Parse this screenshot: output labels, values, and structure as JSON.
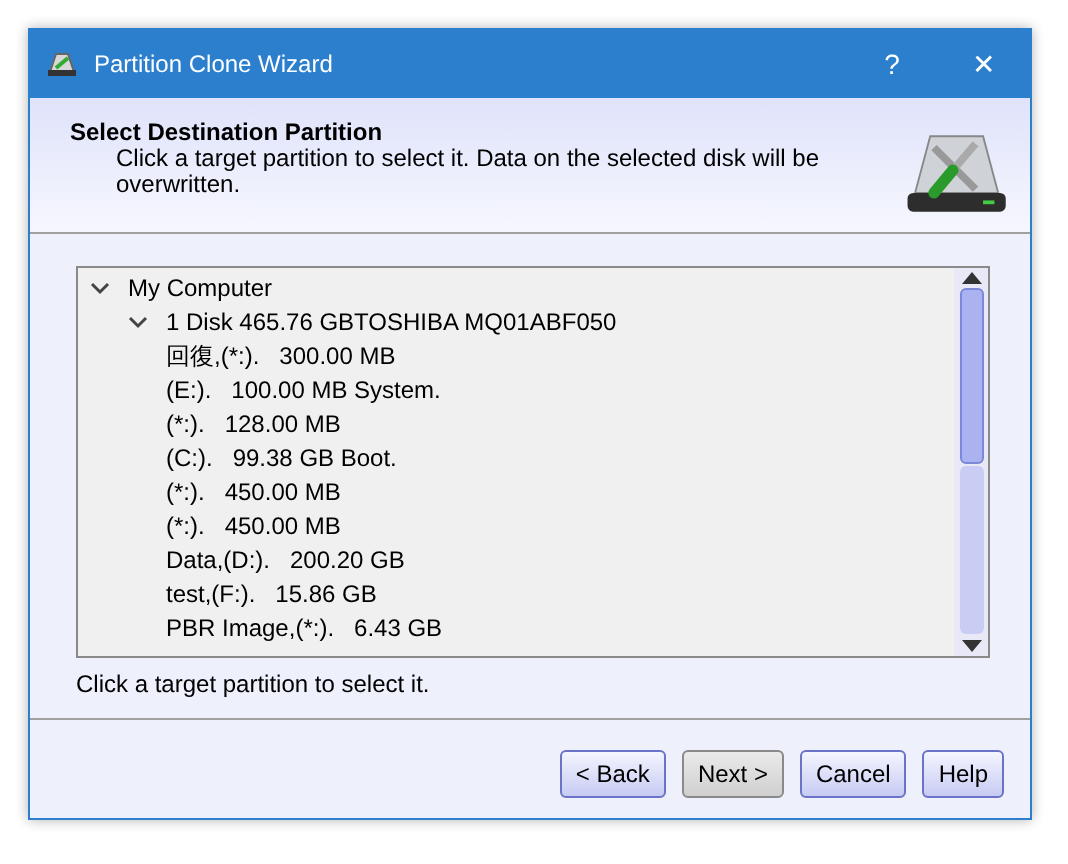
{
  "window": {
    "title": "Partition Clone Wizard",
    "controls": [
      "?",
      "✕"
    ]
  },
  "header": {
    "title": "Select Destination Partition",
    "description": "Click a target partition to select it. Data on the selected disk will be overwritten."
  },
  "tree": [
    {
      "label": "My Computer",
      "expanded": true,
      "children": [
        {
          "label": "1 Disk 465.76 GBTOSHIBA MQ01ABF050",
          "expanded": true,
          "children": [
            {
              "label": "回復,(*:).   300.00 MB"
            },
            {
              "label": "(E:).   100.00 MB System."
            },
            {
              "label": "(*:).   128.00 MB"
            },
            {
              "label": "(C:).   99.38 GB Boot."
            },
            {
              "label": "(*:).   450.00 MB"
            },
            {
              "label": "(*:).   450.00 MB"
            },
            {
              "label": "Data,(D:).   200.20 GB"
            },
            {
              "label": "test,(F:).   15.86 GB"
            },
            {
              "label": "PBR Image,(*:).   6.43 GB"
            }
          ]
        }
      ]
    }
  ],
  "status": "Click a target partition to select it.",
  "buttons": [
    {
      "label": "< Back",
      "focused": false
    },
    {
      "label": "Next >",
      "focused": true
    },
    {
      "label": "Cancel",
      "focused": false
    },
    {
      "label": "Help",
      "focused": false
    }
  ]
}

*WORK TO COMPLETE:*
Copy each line above that contains the word "Data".

*OUTPUT FOR THIS EXERCISE:*
    "description": "Click a target partition to select it. Data on the selected disk will be overwritten."
              "label": "Data,(D:).   200.20 GB"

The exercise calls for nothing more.